BEGIN
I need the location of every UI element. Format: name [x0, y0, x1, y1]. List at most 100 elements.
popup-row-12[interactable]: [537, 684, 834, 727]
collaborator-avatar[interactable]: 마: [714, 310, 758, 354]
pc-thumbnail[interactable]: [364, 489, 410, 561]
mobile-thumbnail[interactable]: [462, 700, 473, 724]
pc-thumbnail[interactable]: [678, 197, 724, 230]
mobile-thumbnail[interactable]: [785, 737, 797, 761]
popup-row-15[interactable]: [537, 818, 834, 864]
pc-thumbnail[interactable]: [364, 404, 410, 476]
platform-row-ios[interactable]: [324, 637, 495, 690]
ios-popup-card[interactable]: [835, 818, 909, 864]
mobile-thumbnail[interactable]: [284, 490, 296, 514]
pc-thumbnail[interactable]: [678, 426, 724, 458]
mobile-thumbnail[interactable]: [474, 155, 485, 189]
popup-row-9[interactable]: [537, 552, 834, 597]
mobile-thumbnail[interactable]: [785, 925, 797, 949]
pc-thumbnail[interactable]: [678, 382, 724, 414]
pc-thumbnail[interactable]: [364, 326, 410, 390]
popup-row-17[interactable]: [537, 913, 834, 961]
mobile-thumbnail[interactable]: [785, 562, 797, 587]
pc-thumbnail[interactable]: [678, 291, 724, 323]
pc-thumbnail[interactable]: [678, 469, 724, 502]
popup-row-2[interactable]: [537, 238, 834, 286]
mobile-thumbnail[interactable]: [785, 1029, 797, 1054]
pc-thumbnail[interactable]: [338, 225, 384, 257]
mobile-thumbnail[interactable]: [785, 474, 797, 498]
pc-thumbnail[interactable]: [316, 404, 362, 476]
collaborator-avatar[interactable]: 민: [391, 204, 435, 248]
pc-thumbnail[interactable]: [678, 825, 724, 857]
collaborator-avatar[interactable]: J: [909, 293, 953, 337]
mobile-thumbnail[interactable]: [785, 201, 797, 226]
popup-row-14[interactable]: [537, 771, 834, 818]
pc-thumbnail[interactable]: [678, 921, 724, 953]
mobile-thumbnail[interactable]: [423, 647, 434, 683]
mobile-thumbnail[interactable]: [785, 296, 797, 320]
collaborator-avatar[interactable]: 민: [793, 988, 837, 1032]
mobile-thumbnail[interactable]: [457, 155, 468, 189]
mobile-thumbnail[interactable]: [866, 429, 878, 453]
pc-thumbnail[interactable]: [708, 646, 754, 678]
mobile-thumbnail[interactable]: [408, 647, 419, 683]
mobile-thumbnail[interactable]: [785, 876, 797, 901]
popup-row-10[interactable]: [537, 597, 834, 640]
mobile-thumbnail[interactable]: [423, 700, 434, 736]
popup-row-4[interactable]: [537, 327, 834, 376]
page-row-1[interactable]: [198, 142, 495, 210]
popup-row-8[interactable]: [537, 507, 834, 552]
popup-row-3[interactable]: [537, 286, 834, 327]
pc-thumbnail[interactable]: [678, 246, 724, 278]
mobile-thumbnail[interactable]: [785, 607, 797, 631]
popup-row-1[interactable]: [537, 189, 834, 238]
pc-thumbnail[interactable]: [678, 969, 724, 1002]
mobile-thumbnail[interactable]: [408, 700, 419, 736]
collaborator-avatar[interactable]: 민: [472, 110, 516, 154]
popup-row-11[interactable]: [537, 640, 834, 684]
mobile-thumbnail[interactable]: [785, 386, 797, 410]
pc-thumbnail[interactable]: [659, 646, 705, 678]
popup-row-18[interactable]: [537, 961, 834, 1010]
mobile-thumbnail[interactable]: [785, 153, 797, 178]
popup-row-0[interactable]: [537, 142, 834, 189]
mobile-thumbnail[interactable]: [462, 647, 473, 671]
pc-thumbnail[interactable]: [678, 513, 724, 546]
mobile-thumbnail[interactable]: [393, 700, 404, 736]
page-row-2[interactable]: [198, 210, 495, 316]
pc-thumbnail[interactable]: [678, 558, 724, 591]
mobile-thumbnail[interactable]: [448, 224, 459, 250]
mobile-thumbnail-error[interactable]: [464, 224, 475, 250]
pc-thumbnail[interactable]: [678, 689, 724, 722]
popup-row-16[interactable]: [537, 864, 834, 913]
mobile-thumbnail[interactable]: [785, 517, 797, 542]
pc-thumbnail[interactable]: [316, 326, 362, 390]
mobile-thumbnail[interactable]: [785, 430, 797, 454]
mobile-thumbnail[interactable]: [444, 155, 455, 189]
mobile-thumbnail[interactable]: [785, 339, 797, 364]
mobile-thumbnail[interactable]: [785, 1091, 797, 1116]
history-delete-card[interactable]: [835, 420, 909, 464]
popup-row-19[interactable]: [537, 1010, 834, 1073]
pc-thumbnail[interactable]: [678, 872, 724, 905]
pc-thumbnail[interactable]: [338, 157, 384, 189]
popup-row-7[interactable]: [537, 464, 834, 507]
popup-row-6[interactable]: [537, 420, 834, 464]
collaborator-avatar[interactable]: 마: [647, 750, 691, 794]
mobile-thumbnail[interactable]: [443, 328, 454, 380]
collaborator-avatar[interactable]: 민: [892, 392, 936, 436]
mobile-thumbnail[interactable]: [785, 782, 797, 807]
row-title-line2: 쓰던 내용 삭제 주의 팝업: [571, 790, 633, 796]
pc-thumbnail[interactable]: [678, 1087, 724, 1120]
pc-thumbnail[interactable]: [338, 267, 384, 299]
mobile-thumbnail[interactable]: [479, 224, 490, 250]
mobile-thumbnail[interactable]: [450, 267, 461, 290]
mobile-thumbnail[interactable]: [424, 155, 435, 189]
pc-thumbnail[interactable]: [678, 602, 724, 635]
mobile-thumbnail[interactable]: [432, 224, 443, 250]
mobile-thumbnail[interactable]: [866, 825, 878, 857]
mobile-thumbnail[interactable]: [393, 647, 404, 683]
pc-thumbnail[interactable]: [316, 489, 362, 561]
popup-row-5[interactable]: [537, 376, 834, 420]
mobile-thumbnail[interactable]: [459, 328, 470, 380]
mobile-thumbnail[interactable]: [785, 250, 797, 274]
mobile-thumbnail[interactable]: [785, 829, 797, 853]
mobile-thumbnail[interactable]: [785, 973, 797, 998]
END
TASK STATEMENT: Pick out every line above that contains the string "page", and copy each one in full. Case counts.

REPLY TO THE TASK:
page-row-1[interactable]: [198, 142, 495, 210]
page-row-2[interactable]: [198, 210, 495, 316]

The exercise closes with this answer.